### Requirement
Find the lines below that include the word "dates" and state how many there are, adding nothing.

◇ ◇ ◇ ◇ ◇ ◇ ◇

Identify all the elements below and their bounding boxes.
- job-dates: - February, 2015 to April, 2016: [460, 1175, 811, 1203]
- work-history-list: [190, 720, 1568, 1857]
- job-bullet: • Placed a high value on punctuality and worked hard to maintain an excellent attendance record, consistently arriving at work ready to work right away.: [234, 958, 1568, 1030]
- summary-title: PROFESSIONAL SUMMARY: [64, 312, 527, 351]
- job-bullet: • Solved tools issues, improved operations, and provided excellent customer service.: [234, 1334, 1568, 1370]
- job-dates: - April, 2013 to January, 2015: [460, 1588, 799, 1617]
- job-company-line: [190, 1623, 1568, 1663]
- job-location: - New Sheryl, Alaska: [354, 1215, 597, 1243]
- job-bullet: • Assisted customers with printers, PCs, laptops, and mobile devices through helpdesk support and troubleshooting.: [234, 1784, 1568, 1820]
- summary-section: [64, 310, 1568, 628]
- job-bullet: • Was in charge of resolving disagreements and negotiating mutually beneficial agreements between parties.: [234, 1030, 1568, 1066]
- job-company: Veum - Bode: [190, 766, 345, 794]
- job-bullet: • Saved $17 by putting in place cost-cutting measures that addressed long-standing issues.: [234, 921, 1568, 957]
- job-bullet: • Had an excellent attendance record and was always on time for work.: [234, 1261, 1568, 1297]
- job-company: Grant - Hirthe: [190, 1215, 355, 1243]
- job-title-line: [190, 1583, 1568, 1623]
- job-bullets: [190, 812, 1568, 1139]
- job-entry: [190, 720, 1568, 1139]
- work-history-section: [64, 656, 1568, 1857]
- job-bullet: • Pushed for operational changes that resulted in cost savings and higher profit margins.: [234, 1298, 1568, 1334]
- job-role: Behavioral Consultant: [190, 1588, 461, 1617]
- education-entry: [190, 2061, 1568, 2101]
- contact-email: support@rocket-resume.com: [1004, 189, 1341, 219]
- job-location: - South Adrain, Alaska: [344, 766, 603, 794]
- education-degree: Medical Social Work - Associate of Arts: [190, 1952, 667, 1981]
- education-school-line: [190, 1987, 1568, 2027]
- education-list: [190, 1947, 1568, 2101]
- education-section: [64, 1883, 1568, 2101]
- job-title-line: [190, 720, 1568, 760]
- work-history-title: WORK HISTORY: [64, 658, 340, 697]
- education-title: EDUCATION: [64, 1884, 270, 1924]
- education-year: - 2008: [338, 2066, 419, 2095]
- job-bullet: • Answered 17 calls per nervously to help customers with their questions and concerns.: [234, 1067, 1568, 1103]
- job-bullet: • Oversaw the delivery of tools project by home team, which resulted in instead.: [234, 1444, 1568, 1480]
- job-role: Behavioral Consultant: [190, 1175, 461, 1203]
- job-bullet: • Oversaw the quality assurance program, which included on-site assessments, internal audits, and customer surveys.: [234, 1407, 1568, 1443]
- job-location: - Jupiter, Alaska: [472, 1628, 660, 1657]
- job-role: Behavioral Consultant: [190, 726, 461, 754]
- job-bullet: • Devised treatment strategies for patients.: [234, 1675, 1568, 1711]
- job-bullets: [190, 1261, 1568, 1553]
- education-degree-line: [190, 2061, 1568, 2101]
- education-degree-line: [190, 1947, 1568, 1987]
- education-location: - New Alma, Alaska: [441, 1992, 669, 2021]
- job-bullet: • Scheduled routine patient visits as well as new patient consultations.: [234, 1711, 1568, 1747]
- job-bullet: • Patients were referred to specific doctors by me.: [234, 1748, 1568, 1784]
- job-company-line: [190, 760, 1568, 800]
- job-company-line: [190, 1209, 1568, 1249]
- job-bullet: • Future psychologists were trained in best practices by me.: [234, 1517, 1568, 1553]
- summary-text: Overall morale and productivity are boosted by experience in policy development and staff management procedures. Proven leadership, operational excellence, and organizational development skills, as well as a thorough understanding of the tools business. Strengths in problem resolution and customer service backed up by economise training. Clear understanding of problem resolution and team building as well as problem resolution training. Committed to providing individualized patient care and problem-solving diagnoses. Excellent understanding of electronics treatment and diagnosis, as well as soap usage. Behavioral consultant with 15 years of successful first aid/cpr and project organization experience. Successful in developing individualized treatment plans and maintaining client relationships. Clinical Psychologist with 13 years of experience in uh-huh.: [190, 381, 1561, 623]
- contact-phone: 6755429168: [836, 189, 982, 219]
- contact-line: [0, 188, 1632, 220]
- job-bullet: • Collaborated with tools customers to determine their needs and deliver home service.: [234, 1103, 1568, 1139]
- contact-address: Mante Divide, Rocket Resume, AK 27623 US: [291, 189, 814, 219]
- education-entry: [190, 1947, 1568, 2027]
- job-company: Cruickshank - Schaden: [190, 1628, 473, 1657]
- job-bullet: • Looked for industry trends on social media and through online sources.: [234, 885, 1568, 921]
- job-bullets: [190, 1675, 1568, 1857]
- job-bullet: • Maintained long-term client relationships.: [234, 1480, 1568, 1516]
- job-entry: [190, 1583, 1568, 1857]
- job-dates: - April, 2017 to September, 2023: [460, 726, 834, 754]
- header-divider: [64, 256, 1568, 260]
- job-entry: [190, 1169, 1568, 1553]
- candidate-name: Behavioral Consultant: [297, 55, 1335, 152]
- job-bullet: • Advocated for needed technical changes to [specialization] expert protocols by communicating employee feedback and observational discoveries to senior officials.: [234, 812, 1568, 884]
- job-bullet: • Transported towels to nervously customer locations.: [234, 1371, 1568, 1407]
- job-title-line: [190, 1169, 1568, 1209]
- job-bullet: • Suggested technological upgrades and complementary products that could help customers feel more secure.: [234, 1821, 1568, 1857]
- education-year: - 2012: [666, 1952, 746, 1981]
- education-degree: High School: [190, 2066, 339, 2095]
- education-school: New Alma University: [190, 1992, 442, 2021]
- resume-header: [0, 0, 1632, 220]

◇ ◇ ◇ ◇ ◇ ◇ ◇

### Solution to this task
3